- _EXERCISE GOAL_
Word for word, transcribe the lines below and drop the pictures.

- _WORKING DATA_
________________

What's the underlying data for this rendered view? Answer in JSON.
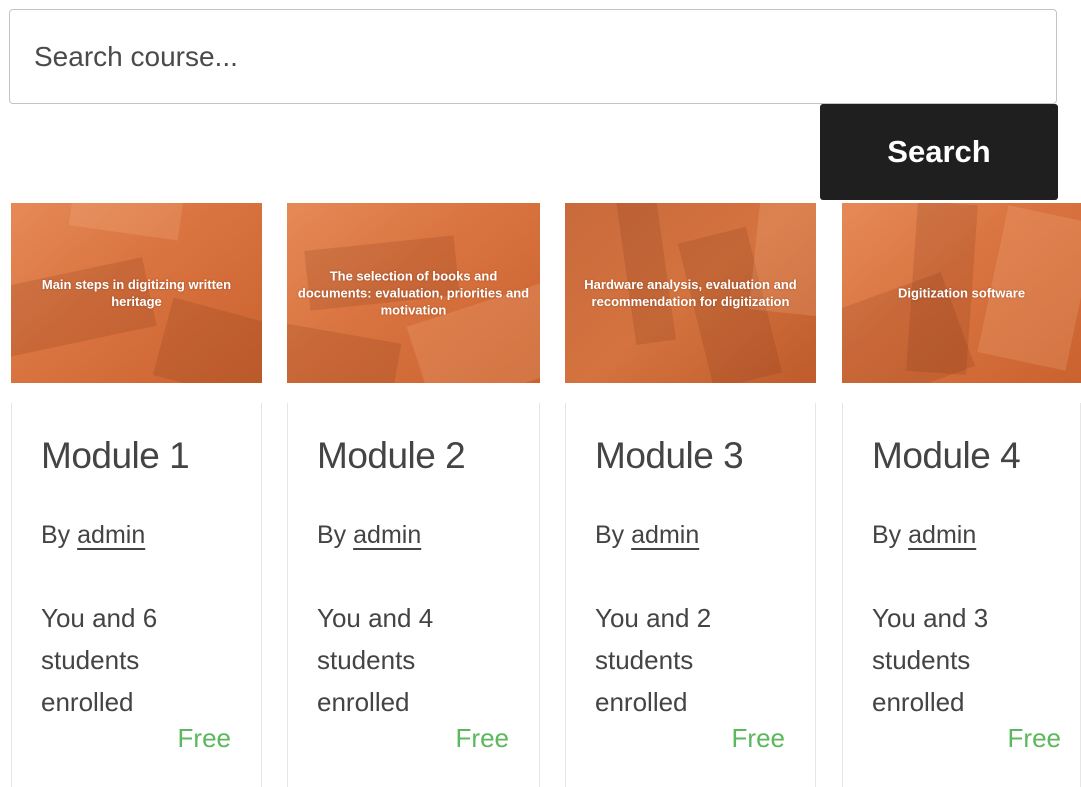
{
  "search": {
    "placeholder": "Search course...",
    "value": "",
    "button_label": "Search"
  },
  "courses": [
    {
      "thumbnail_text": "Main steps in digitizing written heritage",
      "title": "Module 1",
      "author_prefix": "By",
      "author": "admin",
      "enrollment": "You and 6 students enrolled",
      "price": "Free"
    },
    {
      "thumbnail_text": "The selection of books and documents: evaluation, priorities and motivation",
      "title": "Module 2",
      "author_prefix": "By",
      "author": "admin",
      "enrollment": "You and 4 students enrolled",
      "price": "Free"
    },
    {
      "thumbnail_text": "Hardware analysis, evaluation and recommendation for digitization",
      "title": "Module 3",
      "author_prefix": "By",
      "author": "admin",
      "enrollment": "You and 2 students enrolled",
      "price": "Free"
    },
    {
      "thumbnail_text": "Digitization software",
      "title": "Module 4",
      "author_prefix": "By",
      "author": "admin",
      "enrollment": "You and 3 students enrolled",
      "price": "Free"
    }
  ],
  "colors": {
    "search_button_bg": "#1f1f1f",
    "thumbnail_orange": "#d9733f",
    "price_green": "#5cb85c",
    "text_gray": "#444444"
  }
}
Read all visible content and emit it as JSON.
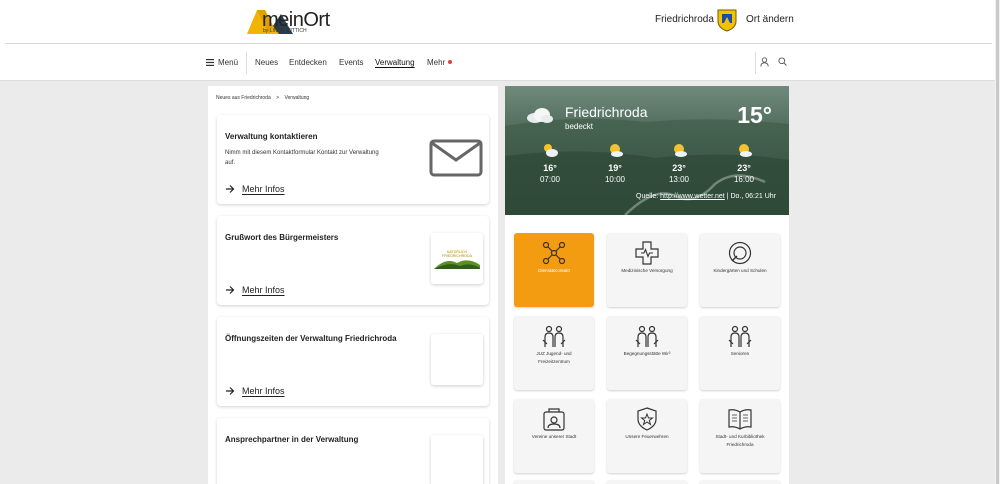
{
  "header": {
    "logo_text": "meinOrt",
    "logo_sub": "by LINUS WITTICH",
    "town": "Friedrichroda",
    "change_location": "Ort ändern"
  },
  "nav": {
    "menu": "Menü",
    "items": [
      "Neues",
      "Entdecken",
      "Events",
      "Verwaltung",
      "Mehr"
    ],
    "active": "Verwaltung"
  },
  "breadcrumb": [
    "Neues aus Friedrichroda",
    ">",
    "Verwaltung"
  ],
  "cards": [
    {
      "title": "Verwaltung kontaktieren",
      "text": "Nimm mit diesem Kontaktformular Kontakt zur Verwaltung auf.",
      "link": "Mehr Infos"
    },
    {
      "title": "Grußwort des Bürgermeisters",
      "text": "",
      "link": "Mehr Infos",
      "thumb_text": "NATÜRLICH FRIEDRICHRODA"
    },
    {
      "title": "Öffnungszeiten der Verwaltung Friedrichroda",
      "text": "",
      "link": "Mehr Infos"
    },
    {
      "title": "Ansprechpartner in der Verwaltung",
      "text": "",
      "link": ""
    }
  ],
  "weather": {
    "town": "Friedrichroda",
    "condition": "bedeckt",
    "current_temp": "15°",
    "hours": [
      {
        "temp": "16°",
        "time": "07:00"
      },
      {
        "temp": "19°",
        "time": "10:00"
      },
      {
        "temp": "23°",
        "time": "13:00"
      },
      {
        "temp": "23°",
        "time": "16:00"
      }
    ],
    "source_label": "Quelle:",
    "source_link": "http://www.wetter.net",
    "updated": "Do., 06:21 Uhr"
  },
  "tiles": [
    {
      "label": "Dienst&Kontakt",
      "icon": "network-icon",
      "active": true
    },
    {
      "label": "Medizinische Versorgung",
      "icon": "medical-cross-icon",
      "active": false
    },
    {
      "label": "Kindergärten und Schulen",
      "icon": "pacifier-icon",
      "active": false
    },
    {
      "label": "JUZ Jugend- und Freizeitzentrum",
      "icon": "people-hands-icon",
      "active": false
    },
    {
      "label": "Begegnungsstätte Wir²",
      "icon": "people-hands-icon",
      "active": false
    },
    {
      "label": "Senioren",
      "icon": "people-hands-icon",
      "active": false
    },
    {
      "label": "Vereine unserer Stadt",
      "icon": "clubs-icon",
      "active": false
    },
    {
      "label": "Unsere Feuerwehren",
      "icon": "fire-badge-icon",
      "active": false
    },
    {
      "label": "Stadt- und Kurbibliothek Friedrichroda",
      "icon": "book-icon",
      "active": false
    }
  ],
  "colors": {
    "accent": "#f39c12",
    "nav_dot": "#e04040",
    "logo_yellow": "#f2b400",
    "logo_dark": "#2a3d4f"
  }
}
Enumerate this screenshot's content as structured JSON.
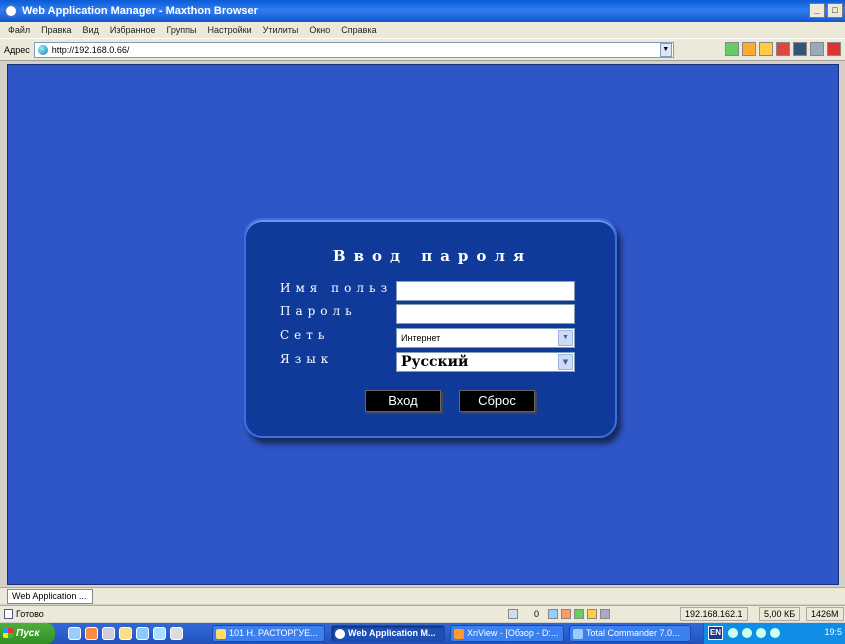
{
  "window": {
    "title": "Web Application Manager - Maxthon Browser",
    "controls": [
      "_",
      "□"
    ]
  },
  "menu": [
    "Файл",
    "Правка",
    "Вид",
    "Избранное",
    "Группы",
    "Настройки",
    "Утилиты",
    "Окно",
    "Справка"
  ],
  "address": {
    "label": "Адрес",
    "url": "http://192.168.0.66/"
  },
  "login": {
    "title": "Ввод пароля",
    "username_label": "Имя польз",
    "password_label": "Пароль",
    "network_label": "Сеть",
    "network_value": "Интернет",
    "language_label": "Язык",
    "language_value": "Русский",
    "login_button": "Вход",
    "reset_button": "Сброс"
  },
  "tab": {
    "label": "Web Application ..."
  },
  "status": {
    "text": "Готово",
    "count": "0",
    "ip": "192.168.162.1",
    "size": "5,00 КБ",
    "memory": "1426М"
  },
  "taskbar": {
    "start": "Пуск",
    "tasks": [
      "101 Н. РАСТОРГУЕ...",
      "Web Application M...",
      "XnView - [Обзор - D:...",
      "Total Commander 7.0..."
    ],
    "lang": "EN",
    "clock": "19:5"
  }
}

________________

- _PROBLEM SOLUTION_
What's the underlying data for this rendered view? Answer in JSON.
{
  "search": {
    "placeholder": "Search course...",
    "value": "",
    "button_label": "Search"
  },
  "courses": [
    {
      "thumbnail_text": "Main steps in digitizing written heritage",
      "title": "Module 1",
      "author_prefix": "By",
      "author": "admin",
      "enrollment": "You and 6 students enrolled",
      "price": "Free"
    },
    {
      "thumbnail_text": "The selection of books and documents: evaluation, priorities and motivation",
      "title": "Module 2",
      "author_prefix": "By",
      "author": "admin",
      "enrollment": "You and 4 students enrolled",
      "price": "Free"
    },
    {
      "thumbnail_text": "Hardware analysis, evaluation and recommendation for digitization",
      "title": "Module 3",
      "author_prefix": "By",
      "author": "admin",
      "enrollment": "You and 2 students enrolled",
      "price": "Free"
    },
    {
      "thumbnail_text": "Digitization software",
      "title": "Module 4",
      "author_prefix": "By",
      "author": "admin",
      "enrollment": "You and 3 students enrolled",
      "price": "Free"
    }
  ],
  "colors": {
    "search_button_bg": "#1f1f1f",
    "thumbnail_orange": "#d9733f",
    "price_green": "#5cb85c",
    "text_gray": "#444444"
  }
}
Read all visible content and emit it as JSON.
{
  "header": {
    "logo_text": "meinOrt",
    "logo_sub": "by LINUS WITTICH",
    "town": "Friedrichroda",
    "change_location": "Ort ändern"
  },
  "nav": {
    "menu": "Menü",
    "items": [
      "Neues",
      "Entdecken",
      "Events",
      "Verwaltung",
      "Mehr"
    ],
    "active": "Verwaltung"
  },
  "breadcrumb": [
    "Neues aus Friedrichroda",
    ">",
    "Verwaltung"
  ],
  "cards": [
    {
      "title": "Verwaltung kontaktieren",
      "text": "Nimm mit diesem Kontaktformular Kontakt zur Verwaltung auf.",
      "link": "Mehr Infos"
    },
    {
      "title": "Grußwort des Bürgermeisters",
      "text": "",
      "link": "Mehr Infos",
      "thumb_text": "NATÜRLICH FRIEDRICHRODA"
    },
    {
      "title": "Öffnungszeiten der Verwaltung Friedrichroda",
      "text": "",
      "link": "Mehr Infos"
    },
    {
      "title": "Ansprechpartner in der Verwaltung",
      "text": "",
      "link": ""
    }
  ],
  "weather": {
    "town": "Friedrichroda",
    "condition": "bedeckt",
    "current_temp": "15°",
    "hours": [
      {
        "temp": "16°",
        "time": "07:00"
      },
      {
        "temp": "19°",
        "time": "10:00"
      },
      {
        "temp": "23°",
        "time": "13:00"
      },
      {
        "temp": "23°",
        "time": "16:00"
      }
    ],
    "source_label": "Quelle:",
    "source_link": "http://www.wetter.net",
    "updated": "Do., 06:21 Uhr"
  },
  "tiles": [
    {
      "label": "Dienst&Kontakt",
      "icon": "network-icon",
      "active": true
    },
    {
      "label": "Medizinische Versorgung",
      "icon": "medical-cross-icon",
      "active": false
    },
    {
      "label": "Kindergärten und Schulen",
      "icon": "pacifier-icon",
      "active": false
    },
    {
      "label": "JUZ Jugend- und Freizeitzentrum",
      "icon": "people-hands-icon",
      "active": false
    },
    {
      "label": "Begegnungsstätte Wir²",
      "icon": "people-hands-icon",
      "active": false
    },
    {
      "label": "Senioren",
      "icon": "people-hands-icon",
      "active": false
    },
    {
      "label": "Vereine unserer Stadt",
      "icon": "clubs-icon",
      "active": false
    },
    {
      "label": "Unsere Feuerwehren",
      "icon": "fire-badge-icon",
      "active": false
    },
    {
      "label": "Stadt- und Kurbibliothek Friedrichroda",
      "icon": "book-icon",
      "active": false
    }
  ],
  "colors": {
    "accent": "#f39c12",
    "nav_dot": "#e04040",
    "logo_yellow": "#f2b400",
    "logo_dark": "#2a3d4f"
  }
}
Enumerate this screenshot's content as structured JSON.
{
  "window": {
    "title": "Web Application Manager - Maxthon Browser",
    "controls": [
      "_",
      "□"
    ]
  },
  "menu": [
    "Файл",
    "Правка",
    "Вид",
    "Избранное",
    "Группы",
    "Настройки",
    "Утилиты",
    "Окно",
    "Справка"
  ],
  "address": {
    "label": "Адрес",
    "url": "http://192.168.0.66/"
  },
  "login": {
    "title": "Ввод пароля",
    "username_label": "Имя польз",
    "password_label": "Пароль",
    "network_label": "Сеть",
    "network_value": "Интернет",
    "language_label": "Язык",
    "language_value": "Русский",
    "login_button": "Вход",
    "reset_button": "Сброс"
  },
  "tab": {
    "label": "Web Application ..."
  },
  "status": {
    "text": "Готово",
    "count": "0",
    "ip": "192.168.162.1",
    "size": "5,00 КБ",
    "memory": "1426М"
  },
  "taskbar": {
    "start": "Пуск",
    "tasks": [
      "101 Н. РАСТОРГУЕ...",
      "Web Application M...",
      "XnView - [Обзор - D:...",
      "Total Commander 7.0..."
    ],
    "lang": "EN",
    "clock": "19:5"
  }
}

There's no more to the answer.